Copy out lines with the word "Signature" from the material that follows.
-- begin Given information --
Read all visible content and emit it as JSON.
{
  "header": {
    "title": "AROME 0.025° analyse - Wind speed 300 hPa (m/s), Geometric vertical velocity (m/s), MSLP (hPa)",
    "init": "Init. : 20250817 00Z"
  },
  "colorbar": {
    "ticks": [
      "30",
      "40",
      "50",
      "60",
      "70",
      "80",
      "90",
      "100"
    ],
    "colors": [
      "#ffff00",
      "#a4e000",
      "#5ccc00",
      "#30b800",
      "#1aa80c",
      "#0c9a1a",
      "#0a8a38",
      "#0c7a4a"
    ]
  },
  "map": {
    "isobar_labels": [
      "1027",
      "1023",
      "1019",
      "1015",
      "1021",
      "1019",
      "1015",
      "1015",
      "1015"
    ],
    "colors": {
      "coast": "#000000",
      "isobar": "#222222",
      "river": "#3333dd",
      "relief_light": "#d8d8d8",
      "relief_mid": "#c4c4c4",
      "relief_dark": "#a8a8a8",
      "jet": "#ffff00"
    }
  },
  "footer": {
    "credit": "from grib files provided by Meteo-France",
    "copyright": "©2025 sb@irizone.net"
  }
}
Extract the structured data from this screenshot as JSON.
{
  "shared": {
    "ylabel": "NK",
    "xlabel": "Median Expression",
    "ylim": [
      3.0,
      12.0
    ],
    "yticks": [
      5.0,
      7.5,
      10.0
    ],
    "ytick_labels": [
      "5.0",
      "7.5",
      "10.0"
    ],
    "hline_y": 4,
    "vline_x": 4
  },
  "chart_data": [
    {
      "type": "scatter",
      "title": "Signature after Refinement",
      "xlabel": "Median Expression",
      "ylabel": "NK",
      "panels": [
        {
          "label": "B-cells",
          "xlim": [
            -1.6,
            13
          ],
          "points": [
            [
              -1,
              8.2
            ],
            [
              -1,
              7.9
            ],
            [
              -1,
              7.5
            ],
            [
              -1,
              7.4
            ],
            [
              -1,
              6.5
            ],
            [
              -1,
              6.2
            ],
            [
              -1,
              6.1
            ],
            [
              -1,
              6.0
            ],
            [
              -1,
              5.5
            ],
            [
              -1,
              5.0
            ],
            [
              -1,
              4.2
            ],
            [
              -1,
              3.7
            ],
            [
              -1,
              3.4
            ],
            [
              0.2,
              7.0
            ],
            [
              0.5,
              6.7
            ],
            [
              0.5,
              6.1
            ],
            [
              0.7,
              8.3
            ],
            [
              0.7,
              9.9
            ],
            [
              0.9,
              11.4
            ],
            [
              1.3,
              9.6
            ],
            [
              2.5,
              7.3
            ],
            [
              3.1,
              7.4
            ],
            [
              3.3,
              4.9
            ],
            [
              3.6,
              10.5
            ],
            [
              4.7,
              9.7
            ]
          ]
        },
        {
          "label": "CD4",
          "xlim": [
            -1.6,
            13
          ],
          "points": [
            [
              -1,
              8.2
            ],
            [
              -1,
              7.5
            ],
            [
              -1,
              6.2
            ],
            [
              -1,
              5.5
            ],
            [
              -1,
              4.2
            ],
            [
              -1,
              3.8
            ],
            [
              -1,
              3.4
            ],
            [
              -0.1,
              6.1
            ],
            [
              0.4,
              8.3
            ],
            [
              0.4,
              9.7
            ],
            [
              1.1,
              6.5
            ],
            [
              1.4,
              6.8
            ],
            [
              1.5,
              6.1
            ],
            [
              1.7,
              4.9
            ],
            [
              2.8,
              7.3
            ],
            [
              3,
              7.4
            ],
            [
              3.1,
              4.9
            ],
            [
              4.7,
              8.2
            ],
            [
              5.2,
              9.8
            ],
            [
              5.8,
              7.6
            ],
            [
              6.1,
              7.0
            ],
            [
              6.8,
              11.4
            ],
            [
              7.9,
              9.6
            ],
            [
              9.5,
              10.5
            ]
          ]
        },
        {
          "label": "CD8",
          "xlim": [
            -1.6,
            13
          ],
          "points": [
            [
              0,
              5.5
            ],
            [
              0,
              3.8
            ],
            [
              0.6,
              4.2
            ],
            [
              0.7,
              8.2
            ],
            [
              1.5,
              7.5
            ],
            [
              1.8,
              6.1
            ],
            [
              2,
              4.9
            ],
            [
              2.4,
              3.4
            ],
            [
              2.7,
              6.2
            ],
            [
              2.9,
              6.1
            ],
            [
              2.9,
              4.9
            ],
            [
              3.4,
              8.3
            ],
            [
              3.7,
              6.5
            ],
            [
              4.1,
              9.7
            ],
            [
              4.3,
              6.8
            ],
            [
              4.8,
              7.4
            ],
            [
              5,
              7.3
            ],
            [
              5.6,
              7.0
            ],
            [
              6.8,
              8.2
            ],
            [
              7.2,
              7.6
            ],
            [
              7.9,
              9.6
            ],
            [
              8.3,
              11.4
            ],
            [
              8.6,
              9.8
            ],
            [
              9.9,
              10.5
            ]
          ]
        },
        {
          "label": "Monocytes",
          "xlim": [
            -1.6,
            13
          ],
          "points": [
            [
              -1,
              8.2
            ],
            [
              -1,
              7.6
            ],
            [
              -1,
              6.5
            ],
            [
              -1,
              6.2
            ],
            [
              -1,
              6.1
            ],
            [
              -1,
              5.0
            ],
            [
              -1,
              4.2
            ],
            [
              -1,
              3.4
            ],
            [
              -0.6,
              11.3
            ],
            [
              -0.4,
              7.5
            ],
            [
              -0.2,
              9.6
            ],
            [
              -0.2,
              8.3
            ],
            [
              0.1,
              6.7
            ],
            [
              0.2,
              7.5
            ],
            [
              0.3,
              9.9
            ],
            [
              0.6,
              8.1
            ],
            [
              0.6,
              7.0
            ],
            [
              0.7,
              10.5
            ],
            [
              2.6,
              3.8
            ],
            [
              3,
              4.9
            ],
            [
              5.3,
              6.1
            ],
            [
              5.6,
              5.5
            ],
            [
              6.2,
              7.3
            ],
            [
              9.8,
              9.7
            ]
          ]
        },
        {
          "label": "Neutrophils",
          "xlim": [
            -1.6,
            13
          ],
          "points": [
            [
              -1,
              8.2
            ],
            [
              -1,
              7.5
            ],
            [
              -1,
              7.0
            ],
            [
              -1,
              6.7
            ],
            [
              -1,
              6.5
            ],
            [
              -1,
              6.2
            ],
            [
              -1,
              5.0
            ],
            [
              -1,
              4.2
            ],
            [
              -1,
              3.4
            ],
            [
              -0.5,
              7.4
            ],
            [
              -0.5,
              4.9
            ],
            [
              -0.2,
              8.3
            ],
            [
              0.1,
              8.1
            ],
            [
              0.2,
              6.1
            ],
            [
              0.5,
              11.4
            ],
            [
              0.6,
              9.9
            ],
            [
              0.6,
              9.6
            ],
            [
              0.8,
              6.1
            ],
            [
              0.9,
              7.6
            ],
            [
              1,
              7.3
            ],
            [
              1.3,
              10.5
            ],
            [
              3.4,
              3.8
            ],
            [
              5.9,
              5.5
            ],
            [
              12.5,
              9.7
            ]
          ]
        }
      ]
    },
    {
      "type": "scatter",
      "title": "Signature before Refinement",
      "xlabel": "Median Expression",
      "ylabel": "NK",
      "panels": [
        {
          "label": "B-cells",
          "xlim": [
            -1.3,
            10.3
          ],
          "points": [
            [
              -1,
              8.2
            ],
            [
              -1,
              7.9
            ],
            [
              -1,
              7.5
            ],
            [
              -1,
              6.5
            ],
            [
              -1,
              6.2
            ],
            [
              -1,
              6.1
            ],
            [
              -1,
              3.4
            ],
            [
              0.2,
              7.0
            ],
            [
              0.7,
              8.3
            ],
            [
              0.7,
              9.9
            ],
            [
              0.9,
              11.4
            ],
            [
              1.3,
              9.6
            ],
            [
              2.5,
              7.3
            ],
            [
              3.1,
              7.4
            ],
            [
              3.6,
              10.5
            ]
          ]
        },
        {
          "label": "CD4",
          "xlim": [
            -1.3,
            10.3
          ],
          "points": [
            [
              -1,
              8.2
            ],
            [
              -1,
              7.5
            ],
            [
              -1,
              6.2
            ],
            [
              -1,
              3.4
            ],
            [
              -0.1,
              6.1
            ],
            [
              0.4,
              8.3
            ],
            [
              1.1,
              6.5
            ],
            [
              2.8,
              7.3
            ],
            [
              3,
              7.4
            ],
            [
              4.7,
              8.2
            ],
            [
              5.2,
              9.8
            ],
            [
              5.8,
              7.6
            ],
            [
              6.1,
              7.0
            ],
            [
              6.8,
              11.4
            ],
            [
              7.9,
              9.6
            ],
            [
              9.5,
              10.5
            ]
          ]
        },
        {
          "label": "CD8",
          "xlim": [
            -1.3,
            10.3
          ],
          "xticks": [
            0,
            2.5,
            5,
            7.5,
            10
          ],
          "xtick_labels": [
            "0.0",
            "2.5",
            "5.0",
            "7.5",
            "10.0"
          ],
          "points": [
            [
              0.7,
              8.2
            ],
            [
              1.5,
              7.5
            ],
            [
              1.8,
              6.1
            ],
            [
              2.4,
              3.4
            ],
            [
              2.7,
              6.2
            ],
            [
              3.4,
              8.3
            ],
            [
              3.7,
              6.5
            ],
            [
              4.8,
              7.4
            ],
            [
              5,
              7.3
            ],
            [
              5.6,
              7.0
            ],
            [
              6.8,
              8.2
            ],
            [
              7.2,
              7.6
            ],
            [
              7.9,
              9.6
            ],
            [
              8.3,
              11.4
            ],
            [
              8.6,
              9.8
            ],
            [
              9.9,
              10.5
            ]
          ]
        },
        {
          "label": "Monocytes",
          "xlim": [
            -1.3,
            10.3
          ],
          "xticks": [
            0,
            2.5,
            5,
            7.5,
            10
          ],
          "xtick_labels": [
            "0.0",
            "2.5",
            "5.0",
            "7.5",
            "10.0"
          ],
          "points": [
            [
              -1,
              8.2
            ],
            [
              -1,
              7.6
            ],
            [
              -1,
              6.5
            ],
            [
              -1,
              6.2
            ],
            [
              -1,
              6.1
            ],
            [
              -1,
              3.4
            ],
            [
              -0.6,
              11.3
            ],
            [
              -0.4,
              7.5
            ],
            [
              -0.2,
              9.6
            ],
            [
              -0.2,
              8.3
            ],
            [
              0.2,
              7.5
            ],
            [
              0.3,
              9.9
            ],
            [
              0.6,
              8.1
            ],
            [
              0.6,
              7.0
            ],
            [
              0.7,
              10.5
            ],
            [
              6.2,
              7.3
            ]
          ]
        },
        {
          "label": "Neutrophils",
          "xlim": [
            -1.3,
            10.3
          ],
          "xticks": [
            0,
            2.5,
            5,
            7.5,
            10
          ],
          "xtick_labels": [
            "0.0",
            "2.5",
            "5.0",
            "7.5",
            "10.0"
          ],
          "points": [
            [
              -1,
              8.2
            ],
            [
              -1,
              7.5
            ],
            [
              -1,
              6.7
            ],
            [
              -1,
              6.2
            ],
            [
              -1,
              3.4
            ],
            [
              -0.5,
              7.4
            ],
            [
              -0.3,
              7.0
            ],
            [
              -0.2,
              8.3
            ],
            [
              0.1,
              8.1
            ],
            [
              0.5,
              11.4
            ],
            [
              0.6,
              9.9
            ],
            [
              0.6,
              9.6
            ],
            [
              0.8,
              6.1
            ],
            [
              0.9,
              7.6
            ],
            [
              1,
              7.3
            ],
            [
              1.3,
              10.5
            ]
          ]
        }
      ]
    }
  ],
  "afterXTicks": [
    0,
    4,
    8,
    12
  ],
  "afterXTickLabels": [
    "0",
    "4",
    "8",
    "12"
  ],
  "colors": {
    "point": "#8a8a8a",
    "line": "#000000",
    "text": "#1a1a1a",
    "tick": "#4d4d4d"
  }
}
-- end Given information --
**Solved exercise**
      "title": "Signature after Refinement",
      "title": "Signature before Refinement",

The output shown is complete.